#### TASK REQUIREMENTS
(a) Answer these questions from the lesson plan:
(i) Who is invited to give the opening prayer?
(ii) What are the children asked to do when they know the answer to the riddle?
(iii) Whose story does the teacher share?
(b) Return the passage of the lesson plan starting at "I am used for" and ending at "with Heavenly Father.".

## Start TEXT EXCERPT

Suggested Lesson Development

Invite a child to give the opening prayer.

Attention Activity

Tell the following riddle, and ask the children to raise their hands when they know the answer.

I am not a person, place, or object.

I can be so quiet that no one else can hear, or loud enough that everyone in the room can hear.

I can be used when you are alone or in a group.

I am used any time, any place, under any circumstance.

I am used for gratitude, guidance, comfort, forgiveness, protection, help, good health, or for any other blessing you need for yourself or for someone else.

You use me to talk with Heavenly Father.

What am I?

Write the children’s responses on the chalkboard. When they recognize that the correct answer is prayer, ask if they have any questions about prayer. Summarize their questions on the chalkboard, and ask the children to listen for answers as you share the story of Enos. At the end of the story, refer back to the questions and discuss them.

## End TEXT EXCERPT
## Start LISTED RECORDS

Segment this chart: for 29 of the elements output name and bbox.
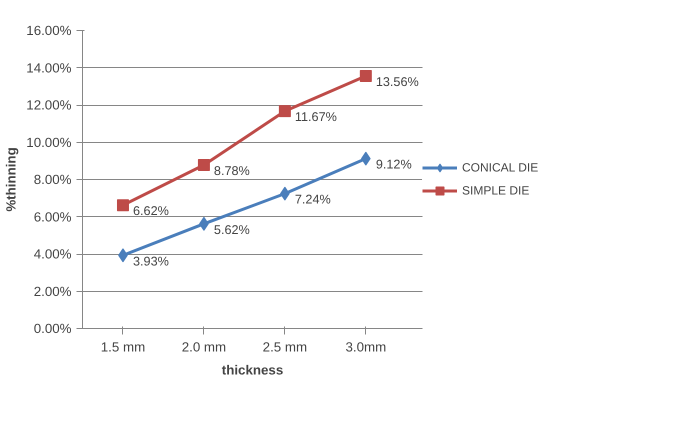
data-label: 5.62% bbox=[214, 222, 250, 237]
legend-label: CONICAL DIE bbox=[462, 160, 538, 174]
y-tick-label: 8.00% bbox=[34, 172, 72, 187]
point bbox=[198, 158, 210, 171]
legend-label: SIMPLE DIE bbox=[462, 184, 530, 198]
y-tick-label: 14.00% bbox=[26, 60, 72, 76]
y-tick-label: 6.00% bbox=[34, 209, 72, 224]
point bbox=[116, 199, 129, 212]
data-label: 6.62% bbox=[132, 204, 169, 218]
data-label: 7.24% bbox=[294, 192, 331, 207]
y-tick-label: 16.00% bbox=[26, 23, 72, 38]
x-tick-label: 3.0mm bbox=[345, 340, 386, 354]
data-label: 9.12% bbox=[376, 158, 412, 172]
y-axis-title: %thinning bbox=[3, 147, 18, 212]
x-tick-label: 1.5 mm bbox=[100, 340, 146, 354]
y-tick-label: 4.00% bbox=[34, 246, 72, 262]
x-axis-title: thickness bbox=[222, 362, 284, 378]
point bbox=[278, 105, 291, 118]
x-tick-label: 2.0 mm bbox=[182, 340, 226, 354]
data-label: 13.56% bbox=[376, 74, 419, 89]
point bbox=[360, 70, 372, 82]
data-label: 3.93% bbox=[132, 254, 169, 268]
data-label: 11.67% bbox=[294, 110, 337, 124]
y-tick-label: 12.00% bbox=[26, 98, 72, 112]
y-tick-label: 10.00% bbox=[26, 134, 72, 150]
data-label: 8.78% bbox=[214, 164, 250, 178]
y-tick-label: 0.00% bbox=[34, 321, 72, 336]
y-tick-label: 2.00% bbox=[34, 284, 72, 299]
x-tick-label: 2.5 mm bbox=[262, 340, 308, 354]
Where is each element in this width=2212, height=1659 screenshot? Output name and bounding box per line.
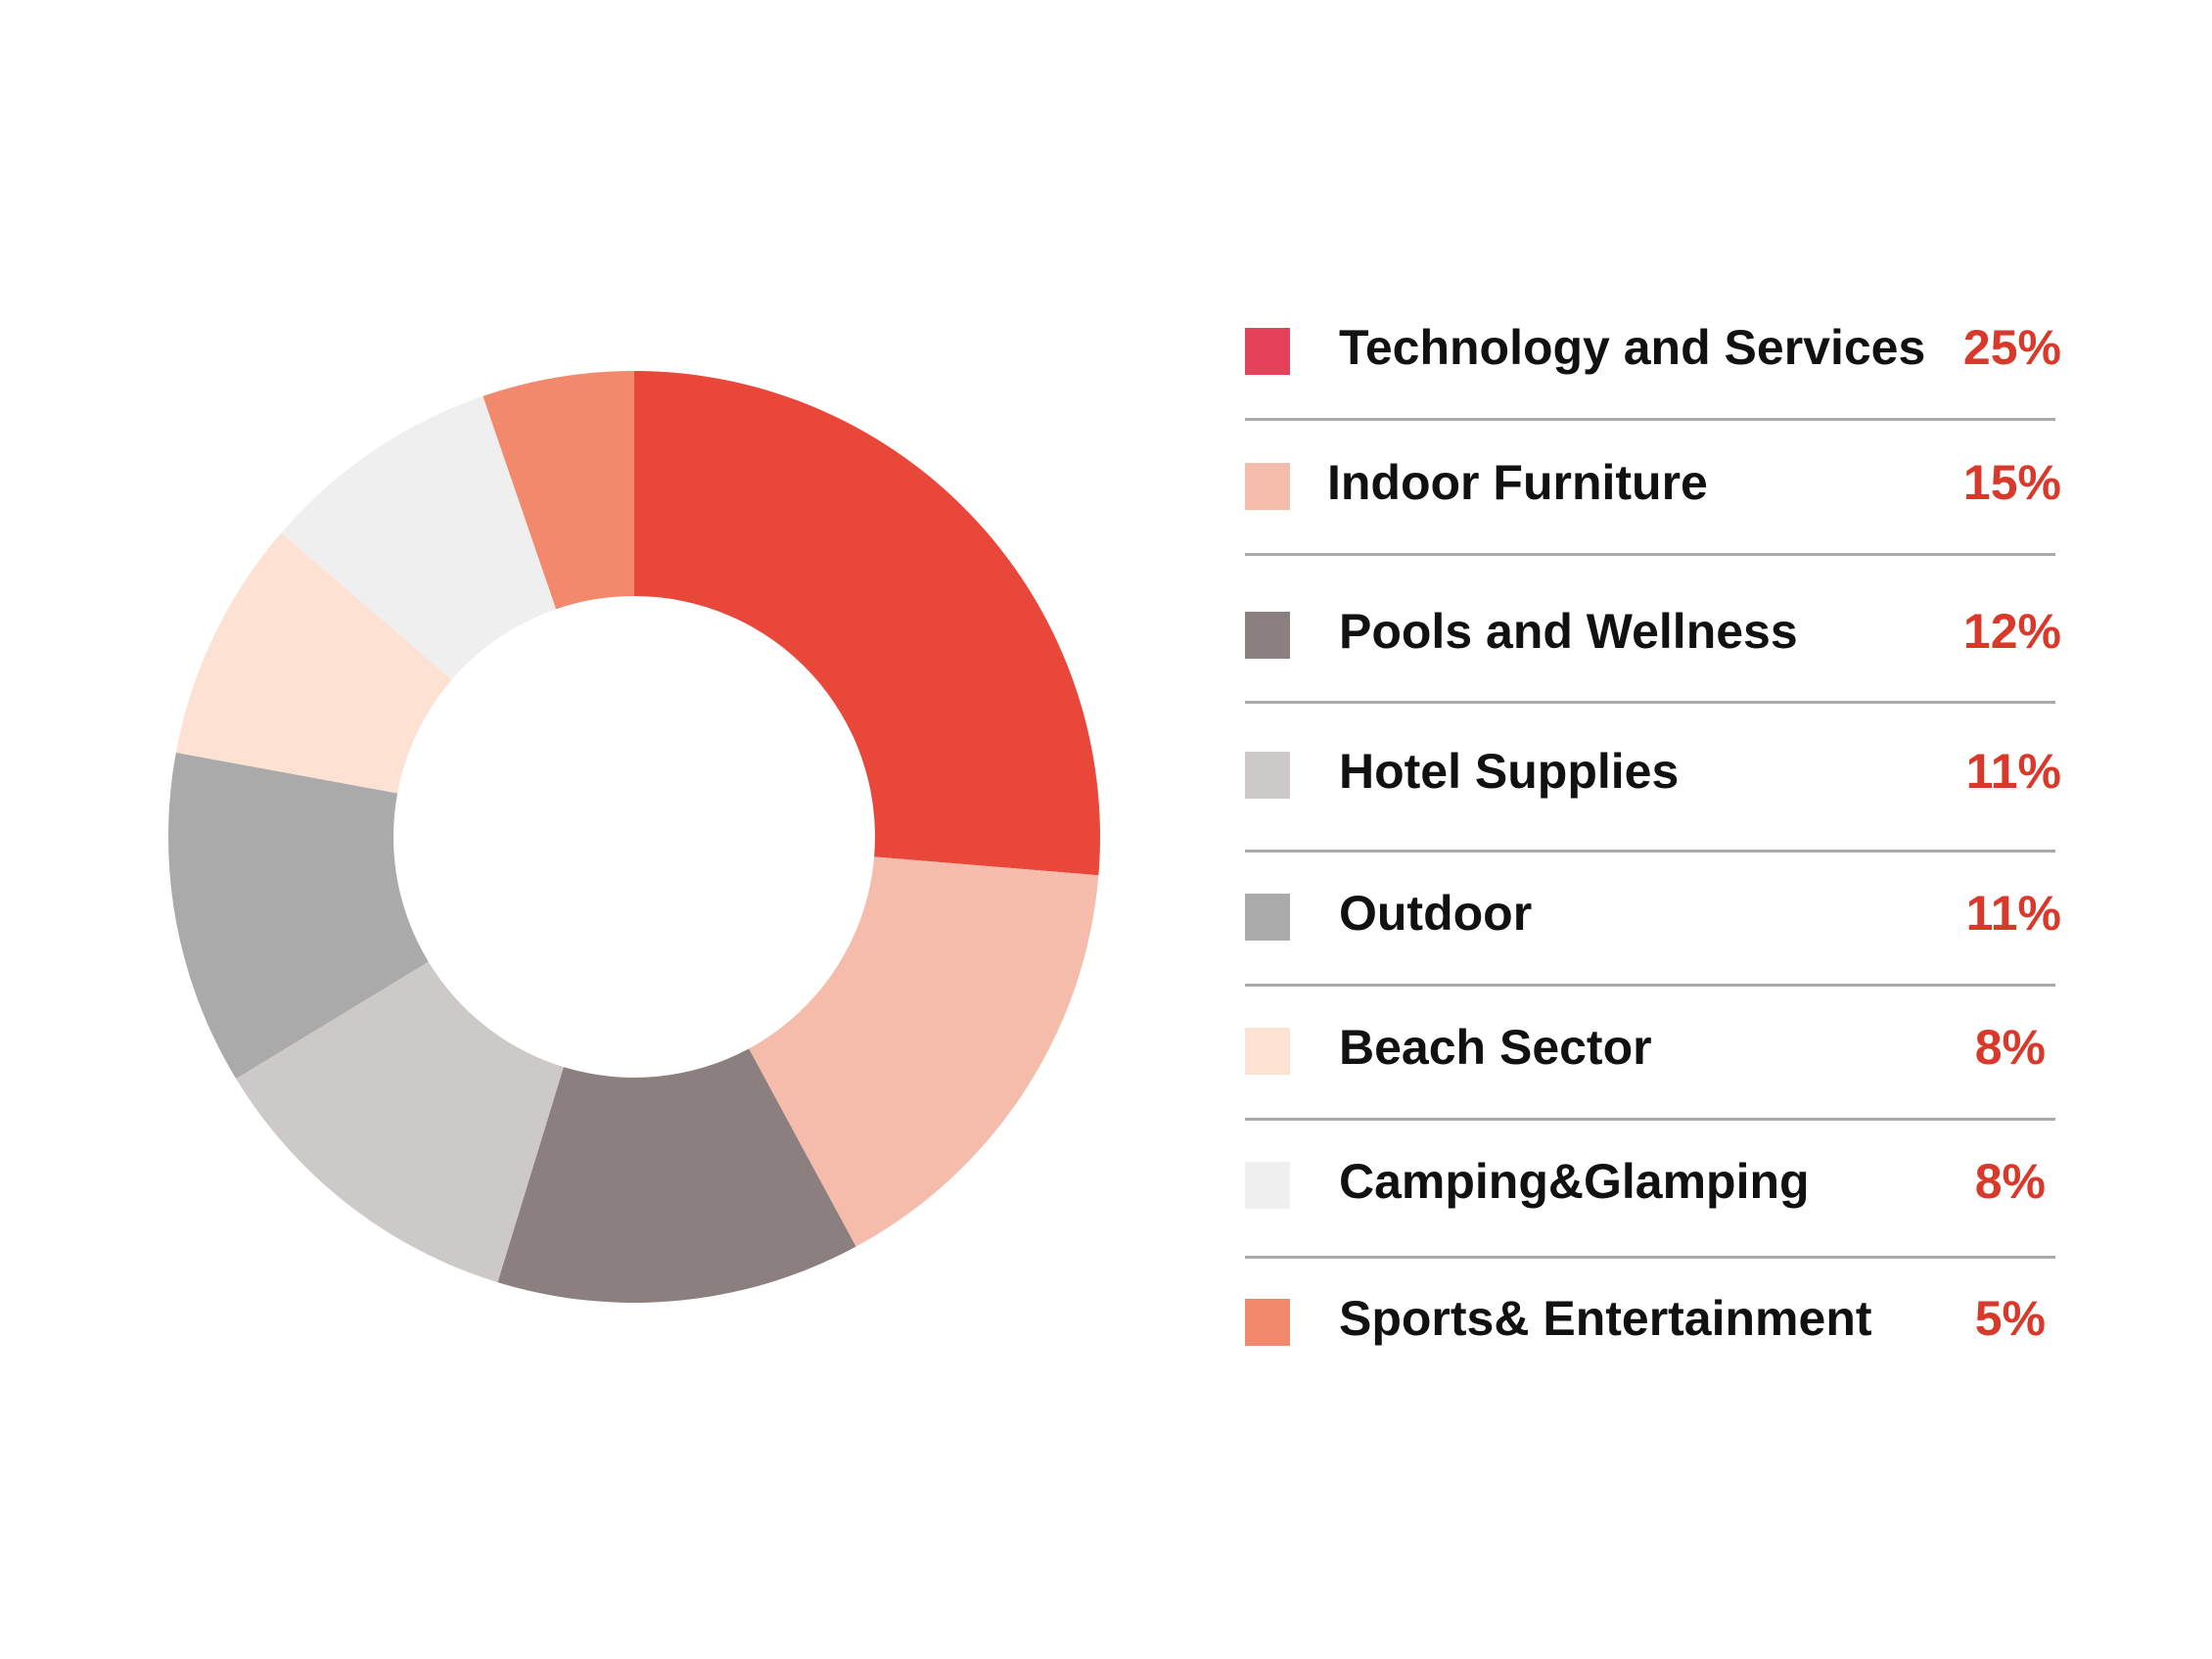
legend-value: 5%	[1974, 1291, 2046, 1346]
legend-divider	[1245, 1256, 2055, 1259]
legend-divider	[1245, 418, 2055, 421]
legend-divider	[1245, 850, 2055, 853]
legend-swatch	[1245, 894, 1290, 941]
legend-value: 11%	[1965, 886, 2061, 941]
donut-chart	[168, 371, 1100, 1303]
legend-value: 8%	[1974, 1020, 2046, 1075]
legend-item: Beach Sector 8%	[1243, 984, 2055, 1119]
legend-value: 15%	[1962, 455, 2061, 510]
donut-slice-beach-sector	[175, 532, 452, 794]
legend-label: Technology and Services	[1339, 320, 1926, 375]
donut-slice-sports-entertainment	[483, 371, 634, 610]
legend-item: Technology and Services 25%	[1243, 284, 2061, 419]
legend-item: Outdoor 11%	[1243, 850, 2061, 985]
legend-item: Camping&Glamping 8%	[1243, 1118, 2055, 1253]
legend-value: 11%	[1965, 744, 2061, 799]
donut-slice-pools-and-wellness	[497, 1048, 856, 1303]
legend-swatch	[1245, 752, 1290, 799]
legend-label: Indoor Furniture	[1327, 455, 1708, 510]
chart-legend: Technology and Services 25% Indoor Furnitu…	[1243, 0, 2075, 1659]
legend-swatch	[1245, 463, 1290, 510]
legend-label: Outdoor	[1339, 886, 1533, 941]
legend-item: Pools and Wellness 12%	[1243, 568, 2061, 703]
legend-swatch	[1245, 612, 1290, 659]
legend-swatch	[1245, 1299, 1290, 1346]
legend-swatch	[1245, 1028, 1290, 1075]
legend-value: 8%	[1974, 1154, 2046, 1209]
legend-item: Indoor Furniture 15%	[1243, 419, 2061, 554]
legend-divider	[1245, 1118, 2055, 1121]
legend-label: Sports& Entertainment	[1339, 1291, 1872, 1346]
legend-item: Hotel Supplies 11%	[1243, 708, 2061, 843]
legend-swatch	[1245, 1162, 1290, 1209]
legend-divider	[1245, 553, 2055, 556]
legend-value: 12%	[1962, 604, 2061, 659]
legend-value: 25%	[1962, 320, 2061, 375]
legend-label: Hotel Supplies	[1339, 744, 1680, 799]
donut-slice-hotel-supplies	[236, 961, 564, 1283]
legend-label: Pools and Wellness	[1339, 604, 1798, 659]
donut-slice-technology-and-services	[634, 371, 1100, 876]
legend-divider	[1245, 701, 2055, 704]
legend-label: Beach Sector	[1339, 1020, 1652, 1075]
legend-divider	[1245, 984, 2055, 987]
legend-label: Camping&Glamping	[1339, 1154, 1810, 1209]
donut-slice-outdoor	[168, 752, 429, 1080]
legend-swatch	[1245, 328, 1290, 375]
legend-item: Sports& Entertainment 5%	[1243, 1255, 2055, 1390]
donut-slice-indoor-furniture	[749, 856, 1099, 1247]
donut-slice-camping-glamping	[281, 395, 557, 680]
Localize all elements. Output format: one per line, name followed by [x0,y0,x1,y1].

## End LISTED RECORDS

#### TASK ANSWERS
(a)
(i) A child
(ii) Raise their hands
(iii) Enos

(b)
I am used for gratitude, guidance, comfort, forgiveness, protection, help, good health, or for any other blessing you need for yourself or for someone else.

You use me to talk with Heavenly Father.